=== Data extract ===
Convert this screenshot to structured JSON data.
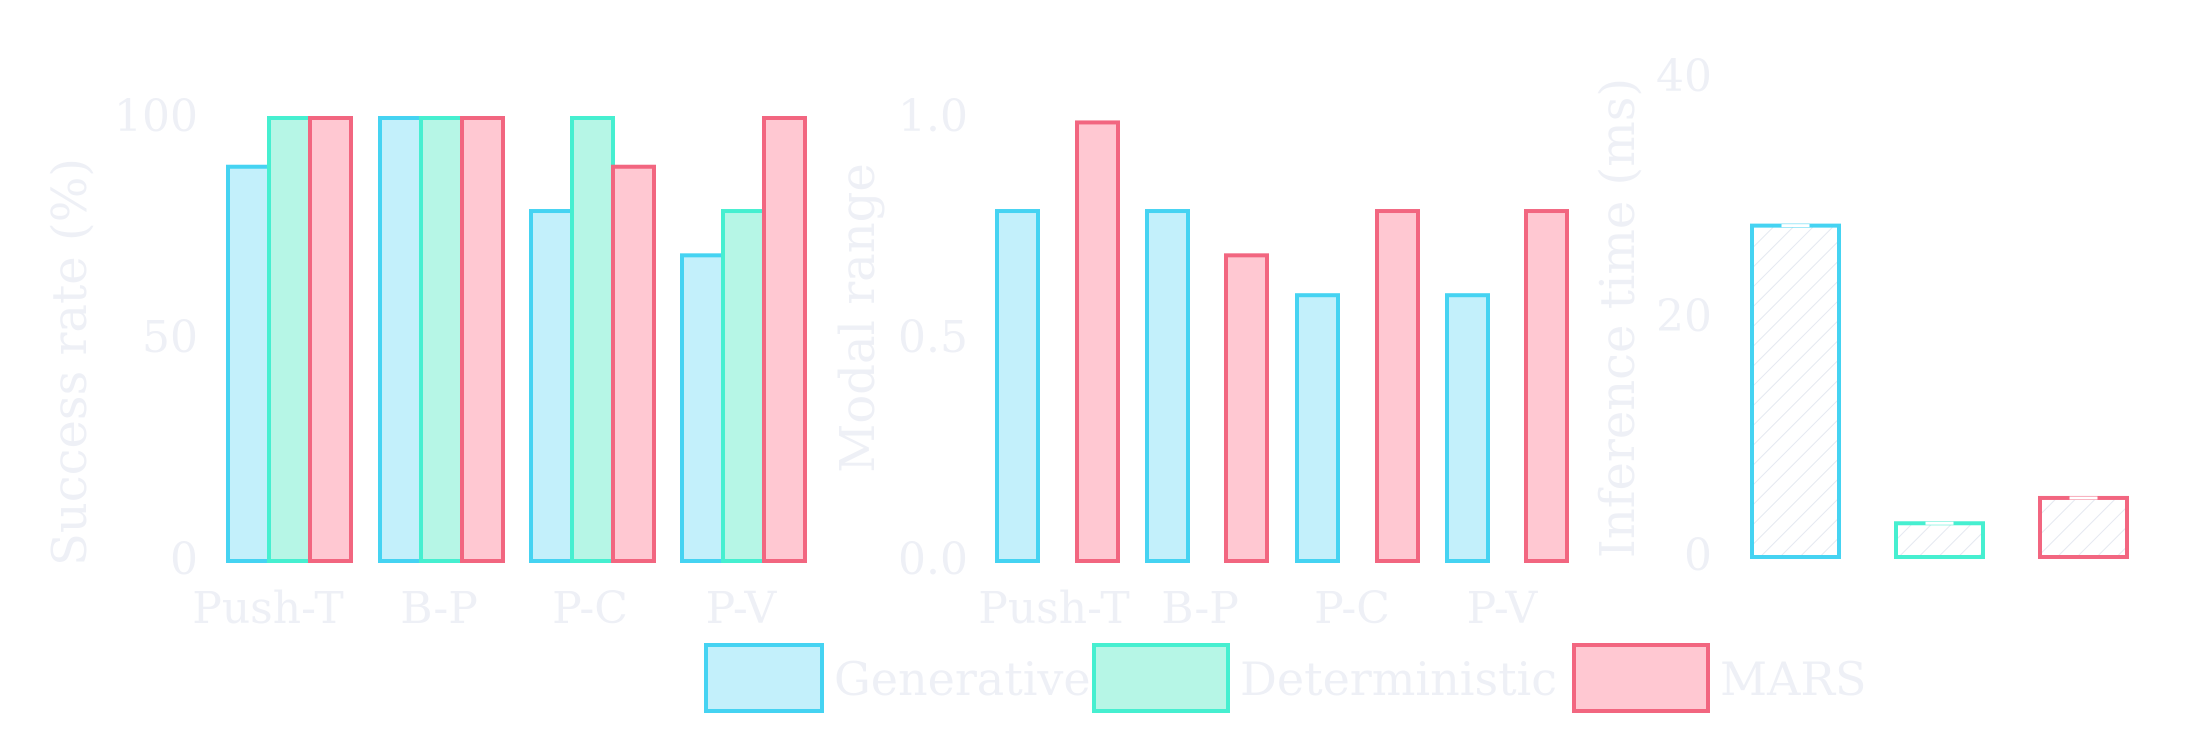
{
  "colors": {
    "Generative": {
      "fill": "#c3f0fb",
      "stroke": "#45d3f2"
    },
    "Deterministic": {
      "fill": "#b6f6e6",
      "stroke": "#46efd0"
    },
    "MARS": {
      "fill": "#ffc8d2",
      "stroke": "#f26680"
    },
    "text": "#eef0f6"
  },
  "legend": [
    "Generative",
    "Deterministic",
    "MARS"
  ],
  "chart_data": [
    {
      "type": "bar",
      "ylabel": "Success rate (%)",
      "ylim": [
        0,
        100
      ],
      "yticks": [
        "0",
        "50",
        "100"
      ],
      "categories": [
        "Push-T",
        "B-P",
        "P-C",
        "P-V"
      ],
      "series": [
        {
          "name": "Generative",
          "values": [
            89,
            100,
            79,
            69
          ]
        },
        {
          "name": "Deterministic",
          "values": [
            100,
            100,
            100,
            79
          ]
        },
        {
          "name": "MARS",
          "values": [
            100,
            100,
            89,
            100
          ]
        }
      ]
    },
    {
      "type": "bar",
      "ylabel": "Modal range",
      "ylim": [
        0,
        1.0
      ],
      "yticks": [
        "0.0",
        "0.5",
        "1.0"
      ],
      "categories": [
        "Push-T",
        "B-P",
        "P-C",
        "P-V"
      ],
      "series": [
        {
          "name": "Generative",
          "values": [
            0.79,
            0.79,
            0.6,
            0.6
          ]
        },
        {
          "name": "MARS",
          "values": [
            0.99,
            0.69,
            0.79,
            0.79
          ]
        }
      ]
    },
    {
      "type": "bar",
      "ylabel": "Inference time (ms)",
      "ylim": [
        0,
        40
      ],
      "yticks": [
        "0",
        "20",
        "40"
      ],
      "categories": [
        "Generative",
        "Deterministic",
        "MARS"
      ],
      "series": [
        {
          "name": "Inference time",
          "values": [
            27.5,
            2.8,
            4.9
          ]
        }
      ]
    }
  ]
}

=== Exercise aim ===
Working from the lines above, reproduce the material exactly and exclude its pictures.

=== Answer in full ===
Convert this screenshot to structured JSON data.
{
  "colors": {
    "Generative": {
      "fill": "#c3f0fb",
      "stroke": "#45d3f2"
    },
    "Deterministic": {
      "fill": "#b6f6e6",
      "stroke": "#46efd0"
    },
    "MARS": {
      "fill": "#ffc8d2",
      "stroke": "#f26680"
    },
    "text": "#eef0f6"
  },
  "legend": [
    "Generative",
    "Deterministic",
    "MARS"
  ],
  "chart_data": [
    {
      "type": "bar",
      "ylabel": "Success rate (%)",
      "ylim": [
        0,
        100
      ],
      "yticks": [
        "0",
        "50",
        "100"
      ],
      "categories": [
        "Push-T",
        "B-P",
        "P-C",
        "P-V"
      ],
      "series": [
        {
          "name": "Generative",
          "values": [
            89,
            100,
            79,
            69
          ]
        },
        {
          "name": "Deterministic",
          "values": [
            100,
            100,
            100,
            79
          ]
        },
        {
          "name": "MARS",
          "values": [
            100,
            100,
            89,
            100
          ]
        }
      ]
    },
    {
      "type": "bar",
      "ylabel": "Modal range",
      "ylim": [
        0,
        1.0
      ],
      "yticks": [
        "0.0",
        "0.5",
        "1.0"
      ],
      "categories": [
        "Push-T",
        "B-P",
        "P-C",
        "P-V"
      ],
      "series": [
        {
          "name": "Generative",
          "values": [
            0.79,
            0.79,
            0.6,
            0.6
          ]
        },
        {
          "name": "MARS",
          "values": [
            0.99,
            0.69,
            0.79,
            0.79
          ]
        }
      ]
    },
    {
      "type": "bar",
      "ylabel": "Inference time (ms)",
      "ylim": [
        0,
        40
      ],
      "yticks": [
        "0",
        "20",
        "40"
      ],
      "categories": [
        "Generative",
        "Deterministic",
        "MARS"
      ],
      "series": [
        {
          "name": "Inference time",
          "values": [
            27.5,
            2.8,
            4.9
          ]
        }
      ]
    }
  ]
}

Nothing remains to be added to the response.